(Extracted records)
* Start *
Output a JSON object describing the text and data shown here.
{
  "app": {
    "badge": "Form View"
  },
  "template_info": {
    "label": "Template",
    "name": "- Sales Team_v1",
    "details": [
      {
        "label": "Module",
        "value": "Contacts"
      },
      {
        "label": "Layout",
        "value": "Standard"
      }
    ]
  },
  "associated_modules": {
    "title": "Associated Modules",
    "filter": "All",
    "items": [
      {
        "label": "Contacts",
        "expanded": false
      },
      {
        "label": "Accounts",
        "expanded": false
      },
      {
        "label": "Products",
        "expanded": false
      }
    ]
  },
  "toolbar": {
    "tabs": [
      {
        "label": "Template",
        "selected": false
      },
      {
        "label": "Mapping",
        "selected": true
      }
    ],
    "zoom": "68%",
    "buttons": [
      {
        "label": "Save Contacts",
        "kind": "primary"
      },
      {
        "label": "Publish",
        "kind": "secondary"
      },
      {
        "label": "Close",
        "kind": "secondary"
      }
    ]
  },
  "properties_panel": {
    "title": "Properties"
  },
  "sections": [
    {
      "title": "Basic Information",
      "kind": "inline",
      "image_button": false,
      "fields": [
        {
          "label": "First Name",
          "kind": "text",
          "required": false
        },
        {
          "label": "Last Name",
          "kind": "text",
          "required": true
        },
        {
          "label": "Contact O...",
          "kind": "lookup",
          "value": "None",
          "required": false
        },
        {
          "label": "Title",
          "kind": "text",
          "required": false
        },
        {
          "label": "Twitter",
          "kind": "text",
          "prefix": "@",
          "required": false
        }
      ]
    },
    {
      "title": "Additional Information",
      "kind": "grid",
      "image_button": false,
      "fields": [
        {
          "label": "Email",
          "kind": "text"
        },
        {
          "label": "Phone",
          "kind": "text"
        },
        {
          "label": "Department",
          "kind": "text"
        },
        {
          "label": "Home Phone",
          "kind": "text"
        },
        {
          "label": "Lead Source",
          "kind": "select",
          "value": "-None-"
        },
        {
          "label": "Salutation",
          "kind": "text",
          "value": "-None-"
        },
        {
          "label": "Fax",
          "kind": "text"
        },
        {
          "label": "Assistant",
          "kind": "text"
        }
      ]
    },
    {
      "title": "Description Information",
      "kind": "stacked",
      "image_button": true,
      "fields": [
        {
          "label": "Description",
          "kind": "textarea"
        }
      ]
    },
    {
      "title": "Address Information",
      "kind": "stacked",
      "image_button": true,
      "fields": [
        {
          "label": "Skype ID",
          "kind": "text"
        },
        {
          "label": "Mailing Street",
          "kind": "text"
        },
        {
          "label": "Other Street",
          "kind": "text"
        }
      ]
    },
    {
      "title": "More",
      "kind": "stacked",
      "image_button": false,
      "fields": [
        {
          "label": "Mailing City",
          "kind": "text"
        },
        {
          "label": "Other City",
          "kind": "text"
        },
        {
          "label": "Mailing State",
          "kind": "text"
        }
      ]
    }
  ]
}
* End *
■ Exercise directions ■
Display every line of the listing that contains the string "true".

■ Exercise output ■
        "selected": true
          "required": true
      "image_button": true,
      "image_button": true,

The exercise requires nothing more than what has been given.